──────── TRECHO PARA LEITURA ────────

Na indecisão do momento, o País afunda desgovernado. Precisamos reagir, garantindo melhores entregas políticas da democracia ao povo

Por Sebastião Ventura Pereira da Paixão Jr.

É hora de pensarmos o futuro. As velhas forças políticas chegaram a um ponto de exaustão; além de não ser mais levada a sério, a política nacional perdeu por completo a aura de respeito e autoridade, corroendo o ideal democrático e a esperança das pessoas em dias melhores. Sim, a política perdeu encanto, levando consigo o lustro da democracia. O cidadão vota, mas o voto já não muda nada. O País apenas patina no atraso, na ignorância, no subdesenvolvimento, na imoralidade, nos conchavos, no pensamento pequeno e na falta de vergonha na cara. Insistir nesse enredo é temerário. É colocar a democracia brasileira no brete. É humilhar a cidadania, fazendo-a de capacho do desmando estabelecido.

──────── REGISTROS FORNECIDOS ────────

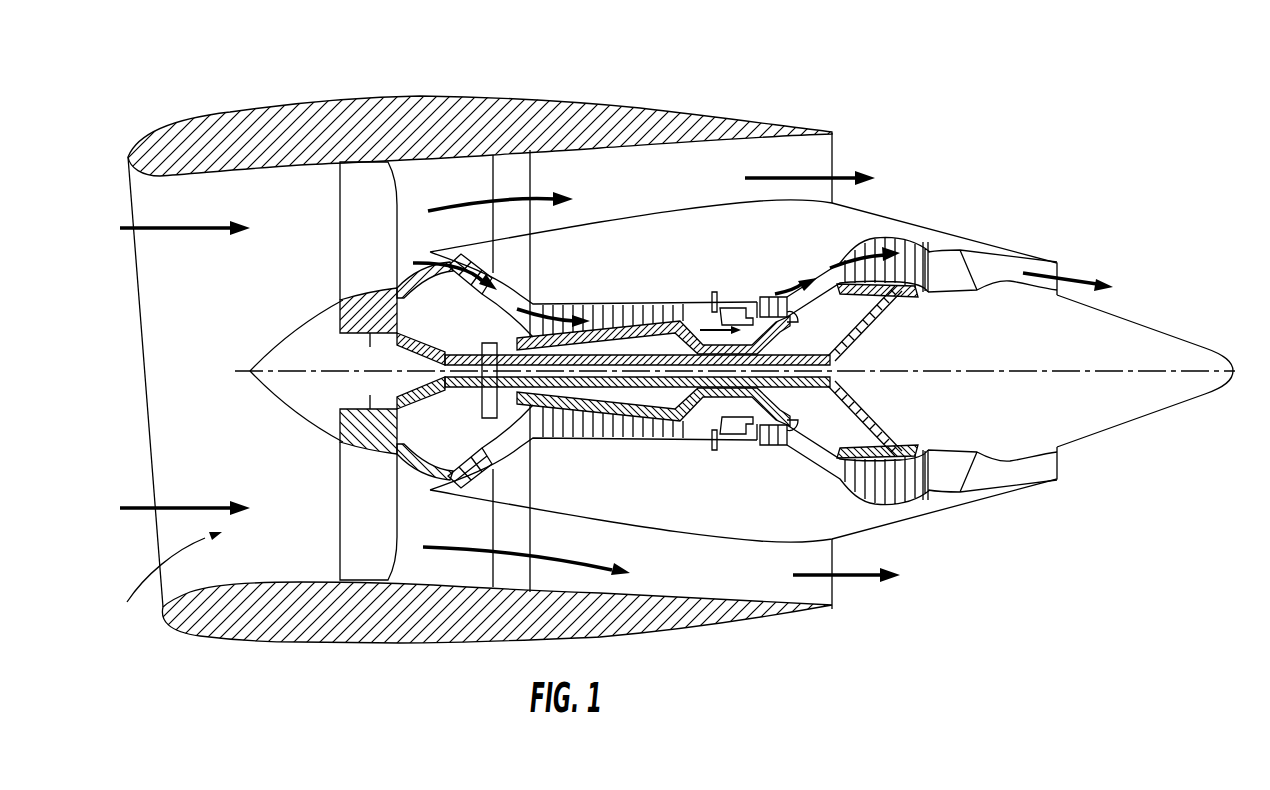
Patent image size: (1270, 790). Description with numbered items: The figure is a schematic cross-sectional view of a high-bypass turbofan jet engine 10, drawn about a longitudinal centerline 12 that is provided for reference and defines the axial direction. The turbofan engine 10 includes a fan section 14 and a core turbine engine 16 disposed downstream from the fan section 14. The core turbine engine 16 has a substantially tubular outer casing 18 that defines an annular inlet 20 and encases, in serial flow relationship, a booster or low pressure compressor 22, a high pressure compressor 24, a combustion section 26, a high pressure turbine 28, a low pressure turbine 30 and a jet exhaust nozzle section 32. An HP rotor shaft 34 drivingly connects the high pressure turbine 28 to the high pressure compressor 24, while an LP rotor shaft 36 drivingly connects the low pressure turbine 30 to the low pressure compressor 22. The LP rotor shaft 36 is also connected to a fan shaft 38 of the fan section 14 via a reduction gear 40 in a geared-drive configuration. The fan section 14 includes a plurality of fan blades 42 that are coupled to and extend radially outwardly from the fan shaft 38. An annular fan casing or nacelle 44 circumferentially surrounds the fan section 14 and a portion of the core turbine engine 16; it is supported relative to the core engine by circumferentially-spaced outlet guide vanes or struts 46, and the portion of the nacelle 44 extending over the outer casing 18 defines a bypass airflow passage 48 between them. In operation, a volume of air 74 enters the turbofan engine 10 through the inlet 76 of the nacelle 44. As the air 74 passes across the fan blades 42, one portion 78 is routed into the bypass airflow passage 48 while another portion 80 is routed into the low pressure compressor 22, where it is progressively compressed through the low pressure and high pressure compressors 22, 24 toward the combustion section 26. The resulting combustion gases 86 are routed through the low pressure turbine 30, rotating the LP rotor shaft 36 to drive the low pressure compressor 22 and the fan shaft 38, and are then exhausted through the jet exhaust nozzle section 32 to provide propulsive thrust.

The turbofan engine 10 is at (670, 349).
The longitudinal centerline 12 is at (1000, 370).
The fan section 14 is at (372, 318).
The core turbine engine 16 is at (793, 332).
The outer casing 18 is at (687, 538).
The annular inlet 20 is at (518, 403).
The low pressure compressor 22 is at (483, 445).
The high pressure compressor 24 is at (560, 428).
The combustion section 26 is at (733, 430).
The high pressure turbine 28 is at (796, 432).
The low pressure turbine 30 is at (915, 508).
The jet exhaust nozzle section 32 is at (980, 483).
The HP rotor shaft 34 is at (763, 343).
The LP rotor shaft 36 is at (875, 321).
The fan shaft 38 is at (397, 342).
The reduction gear 40 is at (486, 342).
The fan blades 42 is at (357, 197).
The nacelle 44 is at (341, 98).
The outlet guide vanes 46 is at (514, 182).
The bypass airflow passage 48 is at (655, 197).
The air 74 is at (160, 228).
The inlet 76 is at (163, 580).
The bypass air 78 is at (478, 200).
The core air 80 is at (430, 253).
The combustion gases 86 is at (773, 293).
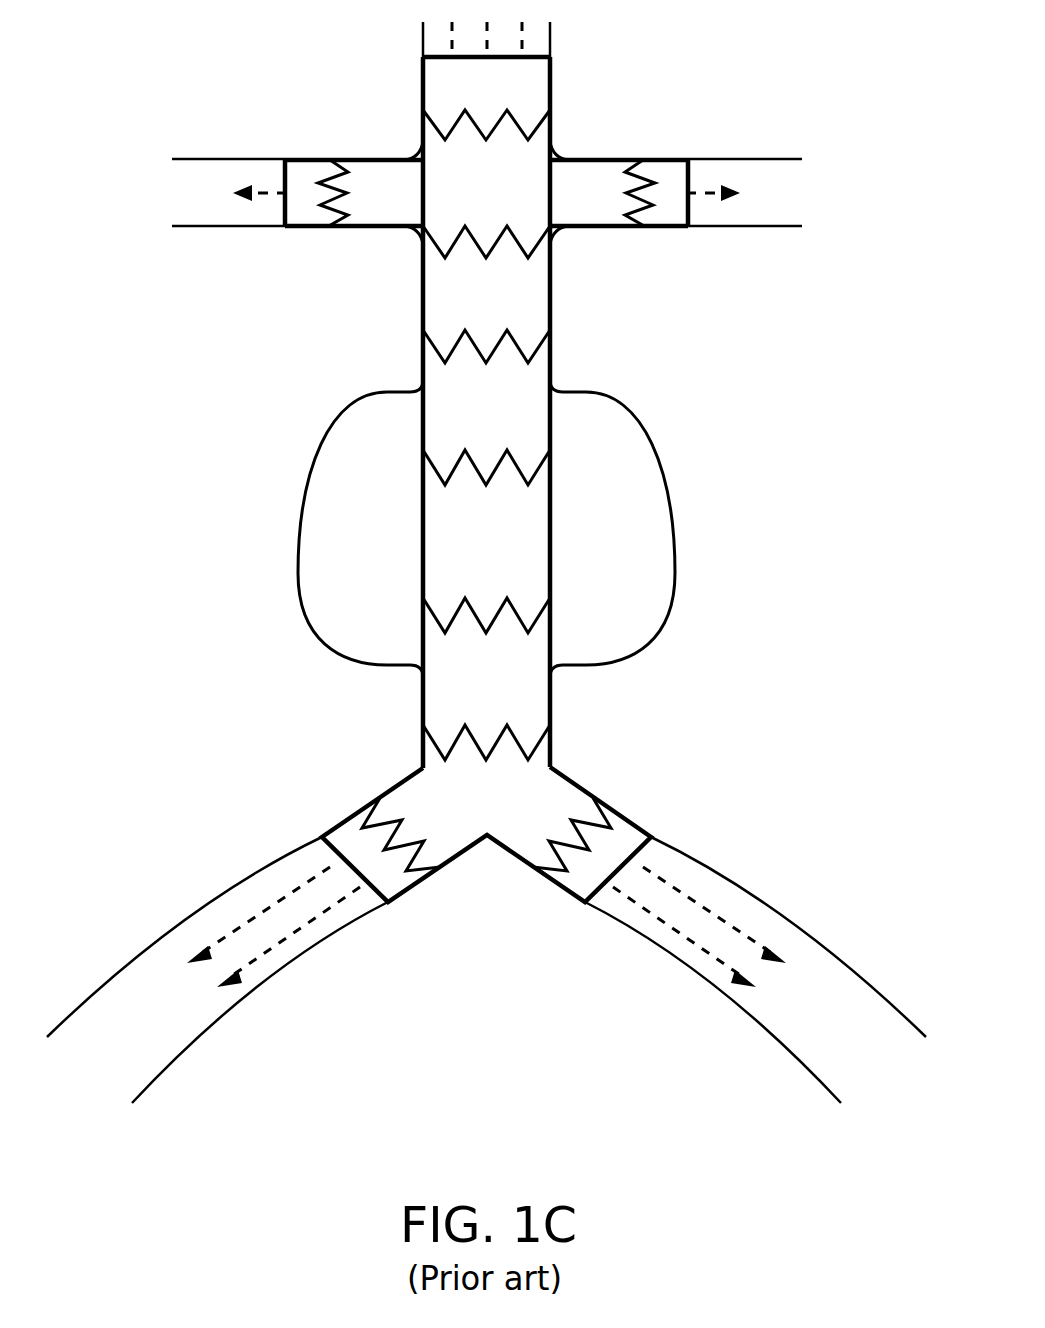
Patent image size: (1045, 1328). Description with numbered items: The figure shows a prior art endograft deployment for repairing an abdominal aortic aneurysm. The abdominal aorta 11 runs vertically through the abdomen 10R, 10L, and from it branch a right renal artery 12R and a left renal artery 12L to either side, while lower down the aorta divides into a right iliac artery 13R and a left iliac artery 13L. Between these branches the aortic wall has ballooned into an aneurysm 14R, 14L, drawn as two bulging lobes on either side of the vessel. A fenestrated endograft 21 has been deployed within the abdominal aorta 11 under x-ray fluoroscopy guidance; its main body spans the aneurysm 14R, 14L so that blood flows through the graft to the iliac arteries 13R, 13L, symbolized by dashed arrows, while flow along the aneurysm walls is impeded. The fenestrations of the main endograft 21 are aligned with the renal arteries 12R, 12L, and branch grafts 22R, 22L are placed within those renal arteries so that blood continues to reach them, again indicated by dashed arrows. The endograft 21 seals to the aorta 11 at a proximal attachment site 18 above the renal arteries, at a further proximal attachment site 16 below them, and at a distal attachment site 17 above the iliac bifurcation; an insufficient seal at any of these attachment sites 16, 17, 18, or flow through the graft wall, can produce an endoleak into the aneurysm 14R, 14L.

The abdominal aorta 11 is at (422, 75).
The proximal attachment site 18 is at (563, 62).
The proximal attachment site 16 is at (559, 297).
The distal attachment site 17 is at (559, 685).
The fenestrated endograft 21 is at (486, 541).
The aneurysm 14R is at (360, 528).
The aneurysm 14L is at (612, 528).
The abdomen 10R is at (229, 370).
The abdomen 10L is at (750, 370).
The branch graft 22R is at (354, 193).
The branch graft 22L is at (619, 193).
The right renal artery 12R is at (232, 192).
The left renal artery 12L is at (741, 192).
The right iliac artery 13R is at (217, 970).
The left iliac artery 13L is at (755, 970).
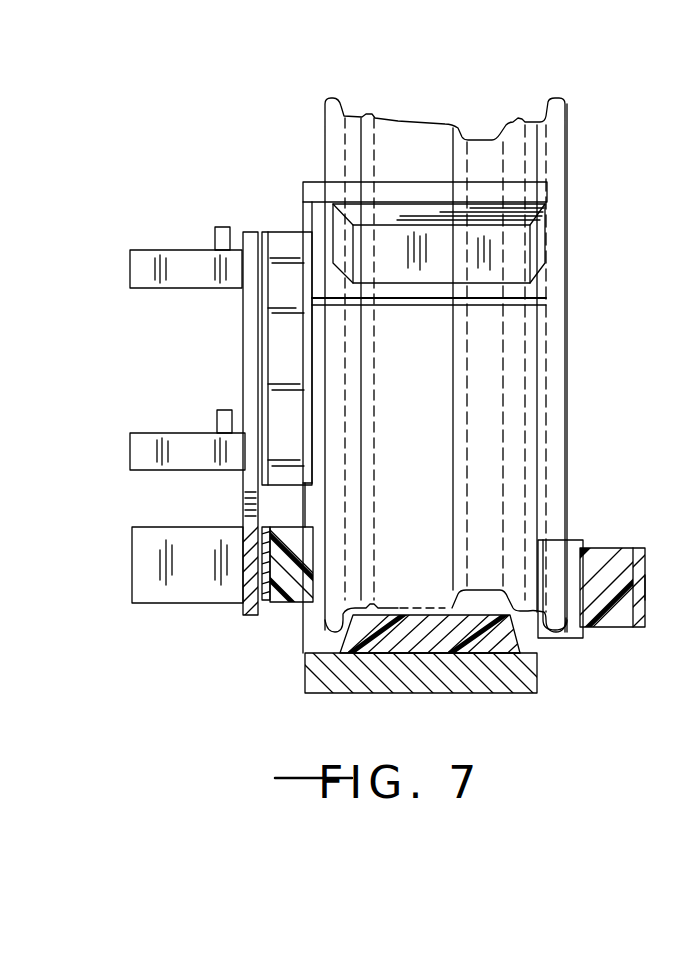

────────

• **ATIVIDADES PROPOSTAS**:
A. Reescreva em forma de lista, de modo mais breve, o parágrafo do trecho que começa com "É hora de pensarmos o futuro", mantendo suas informações principais.
B. Responda às perguntas abaixo com base no trecho.
(i) Quem assina o trecho?
(ii) Segundo a frase de abertura, o que se deve garantir ao povo para reagir?
(iii) O que o trecho afirma sobre o voto do cidadão?
C. Liste todos os elementos nos quais, segundo o trecho, o País "apenas patina".
Os registros são um material à parte, independente do trecho.

• **RESPOSTAS COMPLETAS**:
A.
- As velhas forças políticas chegaram a um ponto de exaustão.
- A política nacional perdeu o respeito e a autoridade, o que corrói o ideal democrático e a esperança das pessoas.
- O cidadão vota, mas o voto já não muda nada.
- O País patina no atraso, na ignorância, no subdesenvolvimento, na imoralidade e em outros males.
- Insistir nesse enredo é temerário e humilha a cidadania.

B.
(i) Sebastião Ventura Pereira da Paixão Jr.
(ii) Melhores entregas políticas da democracia.
(iii) Que o voto já não muda nada.

C.
- o atraso
- a ignorância
- o subdesenvolvimento
- a imoralidade
- os conchavos
- o pensamento pequeno
- a falta de vergonha na cara